### Complete the following
1) In the SDK overview, what value is the keep-alive interval set to in the health check settings?
2) Pull out the passage of the SDK overview starting at "# Advanced stream" and ending at "and API documentation.", copied word for word.

### Selection
Go SDK Connection Layer Highlights

The Go SDK features a sophisticated connection management system designed for production environments:

TLS/mTLS Configuration

config := &rustmq.ClientConfig{
    EnableTLS: true,
    TLSConfig: &rustmq.TLSConfig{
        CACert:     "/etc/ssl/certs/ca.pem",
        ClientCert: "/etc/ssl/certs/client.pem",
        ClientKey:  "/etc/ssl/private/client.key",
        ServerName: "rustmq.example.com",
    },
}

Health Check & Reconnection

// Automatic health monitoring with configurable intervals
config.KeepAliveInterval = 30 * time.Second

// Exponential backoff with jitter for reconnection
config.RetryConfig = &rustmq.RetryConfig{
    MaxRetries: 10,
    BaseDelay:  100 * time.Millisecond,
    MaxDelay:   30 * time.Second,
    Multiplier: 2.0,
    Jitter:     true,
}

Producer with Intelligent Batching

// Create producer with batching configuration
producerConfig := &rustmq.ProducerConfig{
    BatchSize:    100,
    BatchTimeout: 100 * time.Millisecond,
    AckLevel:     rustmq.AckAll,
    Idempotent:   true,
}

producer, err := client.CreateProducer("topic", producerConfig)
if err != nil {
    log.Fatal(err)
}

// Send message with automatic batching
result, err := producer.Send(ctx, message)

Connection Statistics

stats := client.Stats()
fmt.Printf("Active: %d/%d, Reconnects: %d, Health Checks: %d", 
    stats.ActiveConnections, stats.TotalConnections,
    stats.ReconnectAttempts, stats.HealthChecks)

// Additional statistics available
fmt.Printf("Bytes: Sent=%d, Received=%d, Errors=%d", 
    stats.BytesSent, stats.BytesReceived, stats.Errors)

Common SDK Features

• QUIC/HTTP3 Transport: Low-latency, multiplexed connections
• Producer APIs: Sync/async sending, batching, compression
• Consumer APIs: Auto-commit, manual offset management, consumer groups
• Stream Processing: Real-time message transformation pipelines
• Configuration: Comprehensive client, producer, consumer settings
• Monitoring: Built-in metrics, health checks, observability
• Error Handling: Retry logic, circuit breakers, dead letter queues
• Security: TLS/mTLS, authentication, authorization

Quick Start

Rust SDK

cd sdk/rust

# Basic producer example
cargo run --example simple_producer

# Advanced consumer with multi-partition support
cargo run --example advanced_consumer

# Stream processing example
cargo run --example stream_processor

Go SDK

cd sdk/go

# Basic producer example
go run examples/simple_producer.go

# Basic consumer example
go run examples/simple_consumer.go

# Advanced stream processing
go run examples/advanced_stream_processor.go

See individual SDK READMEs for detailed usage, configuration, performance tuning, and API documentation.

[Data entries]

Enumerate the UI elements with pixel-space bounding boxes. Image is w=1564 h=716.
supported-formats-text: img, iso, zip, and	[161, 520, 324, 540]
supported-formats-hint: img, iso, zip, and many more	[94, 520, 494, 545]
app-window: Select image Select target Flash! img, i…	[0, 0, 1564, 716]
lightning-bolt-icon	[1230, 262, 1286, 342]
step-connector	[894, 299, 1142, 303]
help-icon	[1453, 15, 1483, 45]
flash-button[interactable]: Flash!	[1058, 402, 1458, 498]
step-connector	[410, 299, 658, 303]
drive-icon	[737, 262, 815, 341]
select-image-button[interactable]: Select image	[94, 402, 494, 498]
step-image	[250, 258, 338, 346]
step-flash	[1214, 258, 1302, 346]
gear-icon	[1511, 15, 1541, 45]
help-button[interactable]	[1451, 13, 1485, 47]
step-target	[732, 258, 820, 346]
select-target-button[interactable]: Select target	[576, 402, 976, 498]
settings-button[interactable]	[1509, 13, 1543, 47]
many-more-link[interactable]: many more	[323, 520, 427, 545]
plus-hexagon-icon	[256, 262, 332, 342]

### Answers per task
1) 30 seconds

2)
# Advanced stream processing
go run examples/advanced_stream_processor.go

See individual SDK READMEs for detailed usage, configuration, performance tuning, and API documentation.